Description of the task
Images appear in the records below; leave them out and repeat everything else exactly.

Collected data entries
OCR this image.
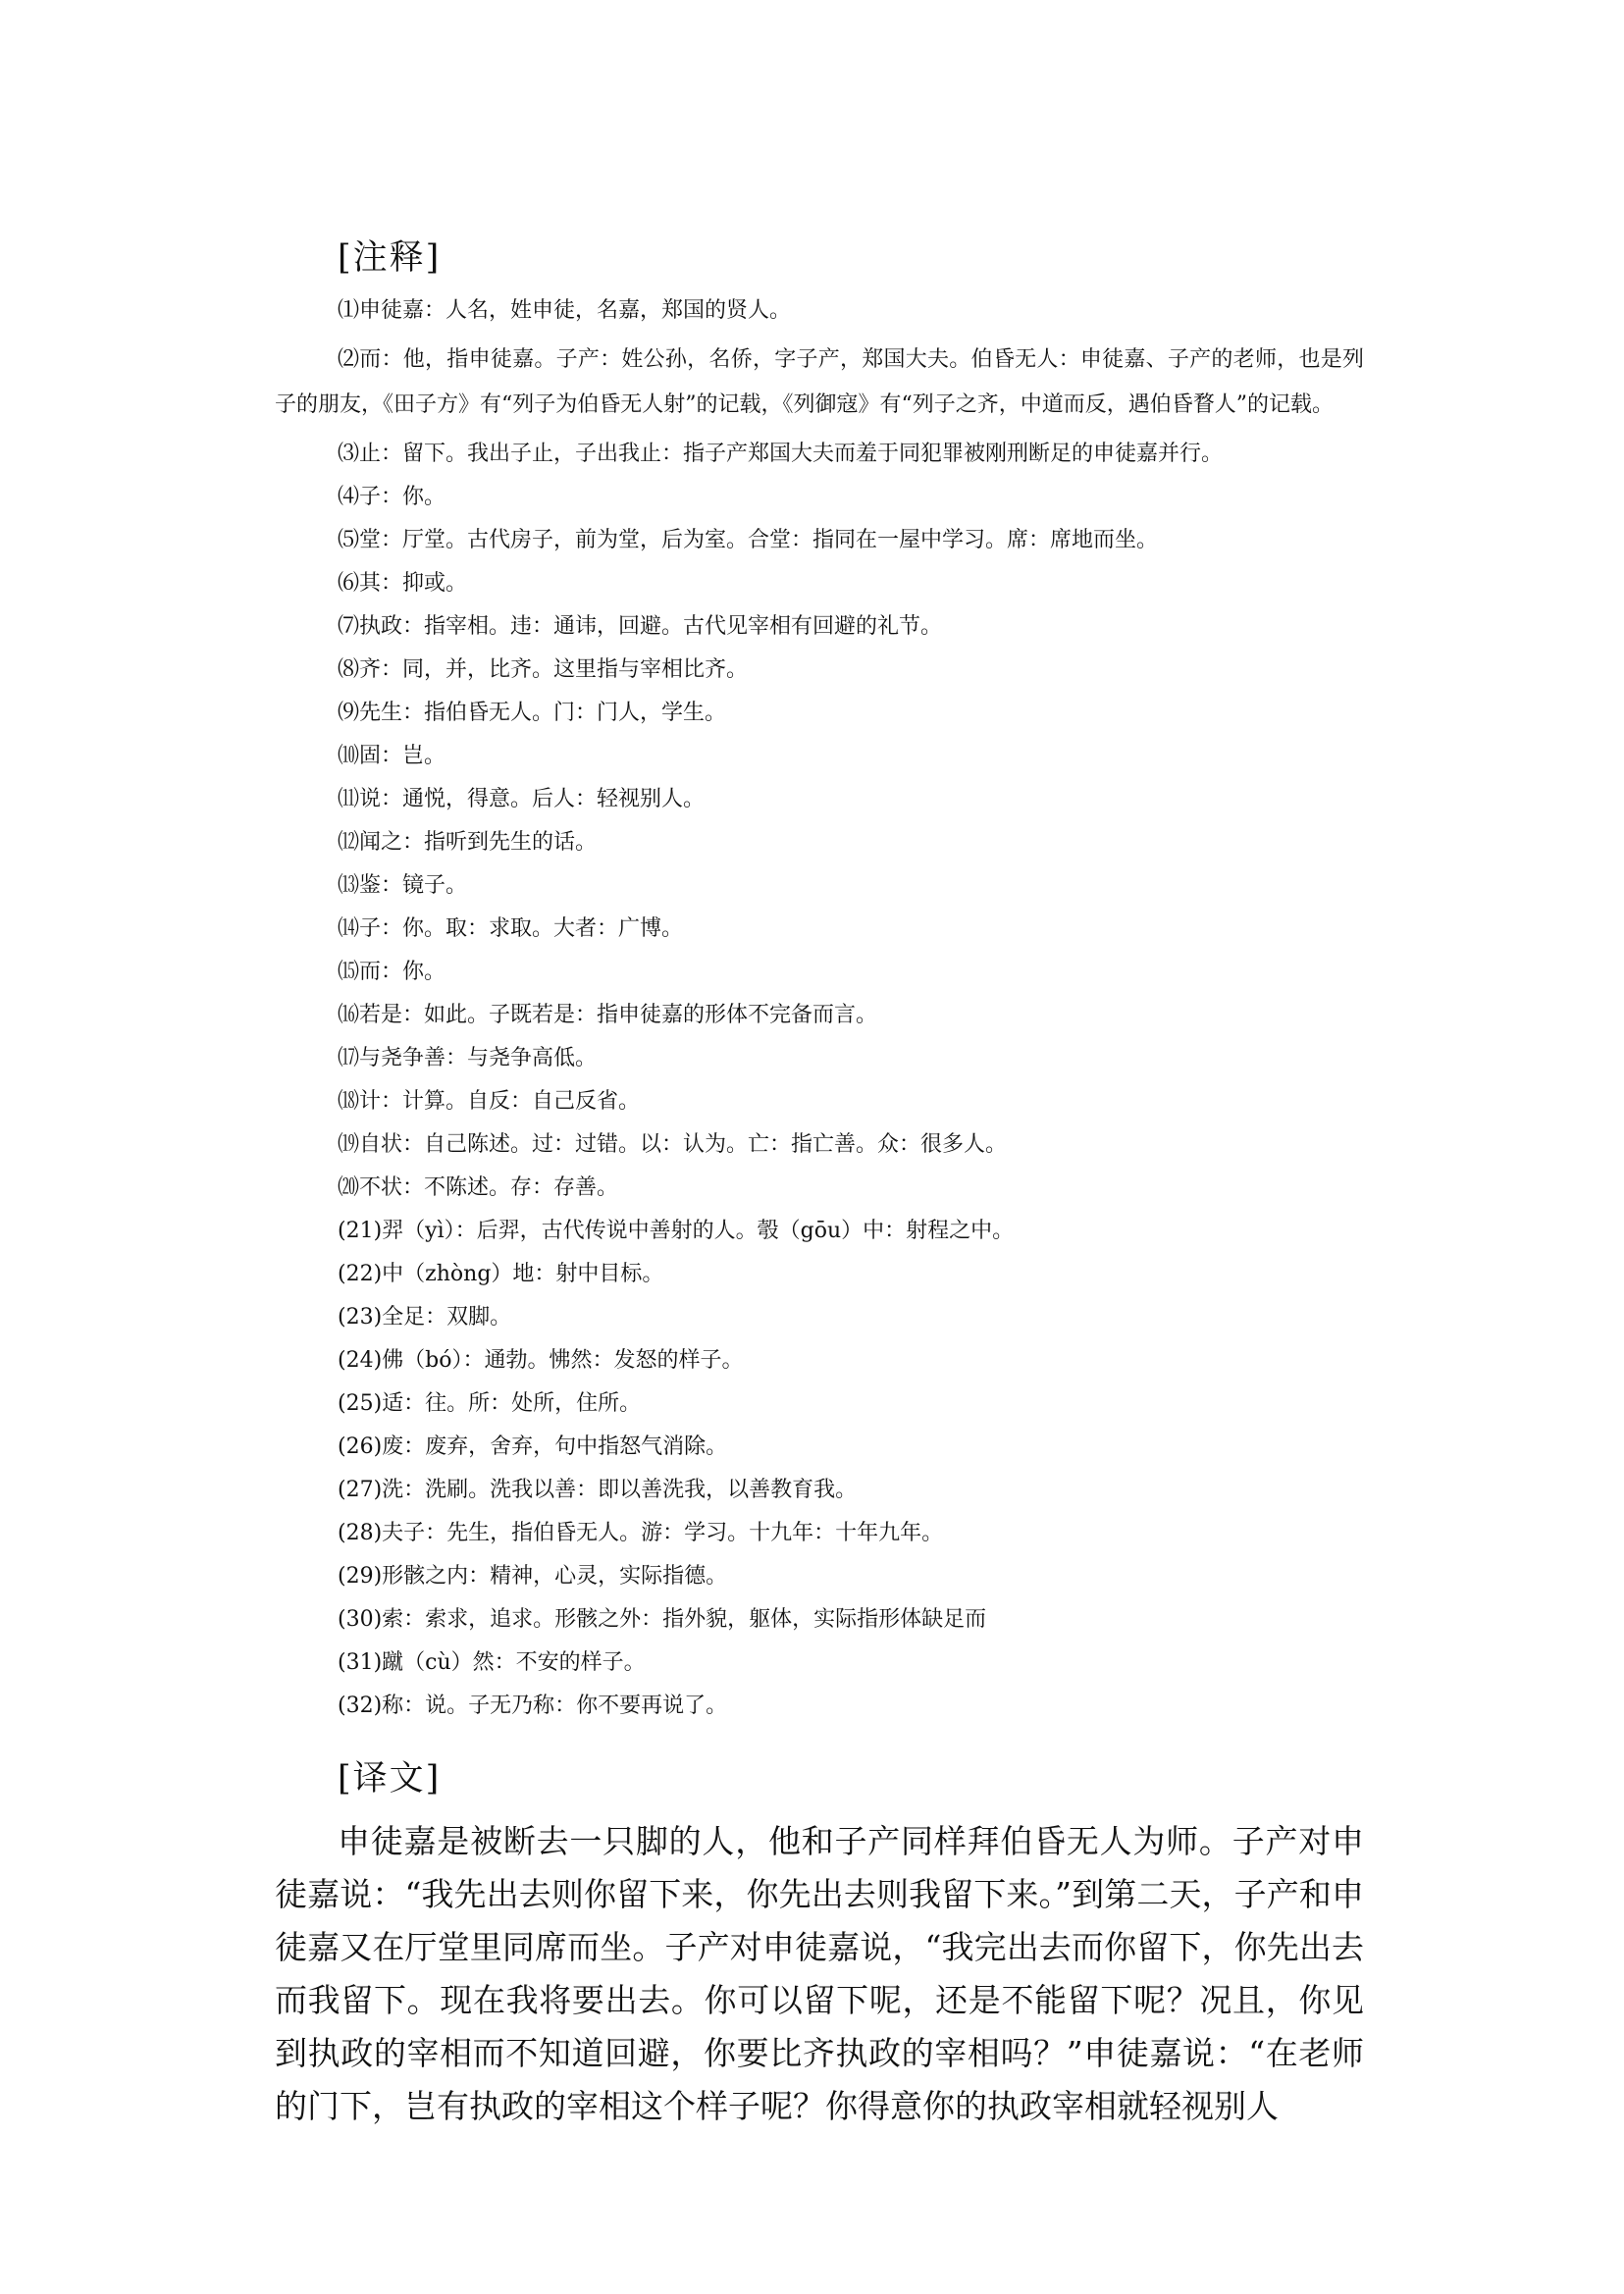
[注释]

⑴申徒嘉：人名，姓申徒，名嘉，郑国的贤人。

⑵而：他，指申徒嘉。子产：姓公孙，名侨，字子产，郑国大夫。伯昏无人：申徒嘉、子产的老师，也是列子的朋友，《田子方》有“列子为伯昏无人射”的记载，《列御寇》有“列子之齐，中道而反，遇伯昏瞀人”的记载。

⑶止：留下。我出子止，子出我止：指子产郑国大夫而羞于同犯罪被刚刑断足的申徒嘉并行。

⑷子：你。

⑸堂：厅堂。古代房子，前为堂，后为室。合堂：指同在一屋中学习。席：席地而坐。

⑹其：抑或。

⑺执政：指宰相。违：通讳，回避。古代见宰相有回避的礼节。

⑻齐：同，并，比齐。这里指与宰相比齐。

⑼先生：指伯昏无人。门：门人，学生。

⑽固：岂。

⑾说：通悦，得意。后人：轻视别人。

⑿闻之：指听到先生的话。

⒀鉴：镜子。

⒁子：你。取：求取。大者：广博。

⒂而：你。

⒃若是：如此。子既若是：指申徒嘉的形体不完备而言。

⒄与尧争善：与尧争高低。

⒅计：计算。自反：自己反省。

⒆自状：自己陈述。过：过错。以：认为。亡：指亡善。众：很多人。

⒇不状：不陈述。存：存善。

(21)羿（yì）：后羿，古代传说中善射的人。彀（gōu）中：射程之中。

(22)中（zhòng）地：射中目标。

(23)全足：双脚。

(24)佛（bó）：通勃。怫然：发怒的样子。

(25)适：往。所：处所，住所。

(26)废：废弃，舍弃，句中指怒气消除。

(27)洗：洗刷。洗我以善：即以善洗我，以善教育我。

(28)夫子：先生，指伯昏无人。游：学习。十九年：十年九年。

(29)形骸之内：精神，心灵，实际指德。

(30)索：索求，追求。形骸之外：指外貌，躯体，实际指形体缺足而

(31)蹴（cù）然：不安的样子。

(32)称：说。子无乃称：你不要再说了。

[译文]

申徒嘉是被断去一只脚的人，他和子产同样拜伯昏无人为师。子产对申徒嘉说：“我先出去则你留下来，你先出去则我留下来。”到第二天，子产和申徒嘉又在厅堂里同席而坐。子产对申徒嘉说，“我完出去而你留下，你先出去而我留下。现在我将要出去。你可以留下呢，还是不能留下呢？况且，你见到执政的宰相而不知道回避，你要比齐执政的宰相吗？”申徒嘉说：“在老师的门下，岂有执政的宰相这个样子呢？你得意你的执政宰相就轻视别人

Correct answer
OCR this image.
[注释]

⑴申徒嘉：人名，姓申徒，名嘉，郑国的贤人。

⑵而：他，指申徒嘉。子产：姓公孙，名侨，字子产，郑国大夫。伯昏无人：申徒嘉、子产的老师，也是列子的朋友，《田子方》有“列子为伯昏无人射”的记载，《列御寇》有“列子之齐，中道而反，遇伯昏瞀人”的记载。

⑶止：留下。我出子止，子出我止：指子产郑国大夫而羞于同犯罪被刚刑断足的申徒嘉并行。

⑷子：你。

⑸堂：厅堂。古代房子，前为堂，后为室。合堂：指同在一屋中学习。席：席地而坐。

⑹其：抑或。

⑺执政：指宰相。违：通讳，回避。古代见宰相有回避的礼节。

⑻齐：同，并，比齐。这里指与宰相比齐。

⑼先生：指伯昏无人。门：门人，学生。

⑽固：岂。

⑾说：通悦，得意。后人：轻视别人。

⑿闻之：指听到先生的话。

⒀鉴：镜子。

⒁子：你。取：求取。大者：广博。

⒂而：你。

⒃若是：如此。子既若是：指申徒嘉的形体不完备而言。

⒄与尧争善：与尧争高低。

⒅计：计算。自反：自己反省。

⒆自状：自己陈述。过：过错。以：认为。亡：指亡善。众：很多人。

⒇不状：不陈述。存：存善。

(21)羿（yì）：后羿，古代传说中善射的人。彀（gōu）中：射程之中。

(22)中（zhòng）地：射中目标。

(23)全足：双脚。

(24)佛（bó）：通勃。怫然：发怒的样子。

(25)适：往。所：处所，住所。

(26)废：废弃，舍弃，句中指怒气消除。

(27)洗：洗刷。洗我以善：即以善洗我，以善教育我。

(28)夫子：先生，指伯昏无人。游：学习。十九年：十年九年。

(29)形骸之内：精神，心灵，实际指德。

(30)索：索求，追求。形骸之外：指外貌，躯体，实际指形体缺足而

(31)蹴（cù）然：不安的样子。

(32)称：说。子无乃称：你不要再说了。

[译文]

申徒嘉是被断去一只脚的人，他和子产同样拜伯昏无人为师。子产对申徒嘉说：“我先出去则你留下来，你先出去则我留下来。”到第二天，子产和申徒嘉又在厅堂里同席而坐。子产对申徒嘉说，“我完出去而你留下，你先出去而我留下。现在我将要出去。你可以留下呢，还是不能留下呢？况且，你见到执政的宰相而不知道回避，你要比齐执政的宰相吗？”申徒嘉说：“在老师的门下，岂有执政的宰相这个样子呢？你得意你的执政宰相就轻视别人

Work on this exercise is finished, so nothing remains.